§ **Exercise description**: Where the data below has the string "author", return the whole line.

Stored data
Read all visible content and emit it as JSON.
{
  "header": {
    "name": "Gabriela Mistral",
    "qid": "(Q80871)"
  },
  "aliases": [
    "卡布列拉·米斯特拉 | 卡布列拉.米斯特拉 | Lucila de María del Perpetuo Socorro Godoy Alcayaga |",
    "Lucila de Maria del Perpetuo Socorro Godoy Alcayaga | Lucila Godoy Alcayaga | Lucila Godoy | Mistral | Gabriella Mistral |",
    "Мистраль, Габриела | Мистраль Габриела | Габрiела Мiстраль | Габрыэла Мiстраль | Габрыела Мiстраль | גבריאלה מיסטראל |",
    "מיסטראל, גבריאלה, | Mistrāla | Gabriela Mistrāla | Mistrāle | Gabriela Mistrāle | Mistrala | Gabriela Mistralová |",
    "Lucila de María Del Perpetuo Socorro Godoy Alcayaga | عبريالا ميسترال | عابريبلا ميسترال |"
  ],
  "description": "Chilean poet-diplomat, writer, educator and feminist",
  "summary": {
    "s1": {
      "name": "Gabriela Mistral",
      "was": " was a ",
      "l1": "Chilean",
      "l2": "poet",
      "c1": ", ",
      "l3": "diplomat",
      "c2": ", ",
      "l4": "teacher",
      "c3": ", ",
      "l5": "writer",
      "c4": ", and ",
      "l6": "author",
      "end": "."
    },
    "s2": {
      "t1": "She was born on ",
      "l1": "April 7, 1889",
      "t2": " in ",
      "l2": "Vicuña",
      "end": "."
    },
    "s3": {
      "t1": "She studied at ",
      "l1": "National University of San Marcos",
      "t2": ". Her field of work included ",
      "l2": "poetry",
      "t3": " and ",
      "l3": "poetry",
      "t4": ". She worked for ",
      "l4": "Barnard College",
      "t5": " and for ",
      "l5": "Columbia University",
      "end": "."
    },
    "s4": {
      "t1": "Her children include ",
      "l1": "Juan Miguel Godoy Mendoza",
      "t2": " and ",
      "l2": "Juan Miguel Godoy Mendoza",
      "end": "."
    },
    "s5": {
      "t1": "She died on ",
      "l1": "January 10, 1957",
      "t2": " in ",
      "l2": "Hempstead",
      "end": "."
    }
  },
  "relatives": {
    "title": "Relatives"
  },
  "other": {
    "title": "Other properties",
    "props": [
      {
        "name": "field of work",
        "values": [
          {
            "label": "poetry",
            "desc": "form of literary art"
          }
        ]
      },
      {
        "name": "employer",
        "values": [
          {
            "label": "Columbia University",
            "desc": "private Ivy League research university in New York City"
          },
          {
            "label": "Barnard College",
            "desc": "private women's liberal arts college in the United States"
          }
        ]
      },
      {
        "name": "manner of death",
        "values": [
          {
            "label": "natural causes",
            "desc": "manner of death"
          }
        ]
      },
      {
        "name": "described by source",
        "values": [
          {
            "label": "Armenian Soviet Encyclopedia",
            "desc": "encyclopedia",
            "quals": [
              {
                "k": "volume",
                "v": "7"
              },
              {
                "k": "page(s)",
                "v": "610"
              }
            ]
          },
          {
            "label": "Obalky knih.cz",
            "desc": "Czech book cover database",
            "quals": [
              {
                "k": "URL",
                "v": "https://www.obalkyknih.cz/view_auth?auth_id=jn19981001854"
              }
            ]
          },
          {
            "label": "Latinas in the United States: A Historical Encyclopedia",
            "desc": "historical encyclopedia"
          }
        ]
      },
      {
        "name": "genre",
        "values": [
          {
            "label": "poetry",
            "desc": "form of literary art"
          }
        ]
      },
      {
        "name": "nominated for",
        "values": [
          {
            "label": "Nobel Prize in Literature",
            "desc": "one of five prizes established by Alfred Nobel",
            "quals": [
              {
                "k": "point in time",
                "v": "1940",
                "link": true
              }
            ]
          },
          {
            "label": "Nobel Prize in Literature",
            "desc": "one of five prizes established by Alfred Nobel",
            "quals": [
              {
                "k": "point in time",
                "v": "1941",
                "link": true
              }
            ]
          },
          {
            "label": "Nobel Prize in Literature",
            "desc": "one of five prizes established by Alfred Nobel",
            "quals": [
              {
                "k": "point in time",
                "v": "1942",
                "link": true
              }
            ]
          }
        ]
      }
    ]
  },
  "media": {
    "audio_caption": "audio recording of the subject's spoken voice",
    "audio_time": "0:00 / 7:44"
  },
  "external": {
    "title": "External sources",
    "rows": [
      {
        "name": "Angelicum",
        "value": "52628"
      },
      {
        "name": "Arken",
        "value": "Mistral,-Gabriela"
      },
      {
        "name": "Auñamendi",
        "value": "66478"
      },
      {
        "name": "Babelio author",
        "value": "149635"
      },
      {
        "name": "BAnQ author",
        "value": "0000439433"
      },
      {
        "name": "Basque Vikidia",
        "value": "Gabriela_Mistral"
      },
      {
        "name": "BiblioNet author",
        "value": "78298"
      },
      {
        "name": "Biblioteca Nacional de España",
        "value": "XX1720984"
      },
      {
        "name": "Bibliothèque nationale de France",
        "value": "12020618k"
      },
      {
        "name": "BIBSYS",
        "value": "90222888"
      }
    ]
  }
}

§ **Answer below**:
      "l6": "author",
        "name": "Babelio author",
        "name": "BAnQ author",
        "name": "BiblioNet author",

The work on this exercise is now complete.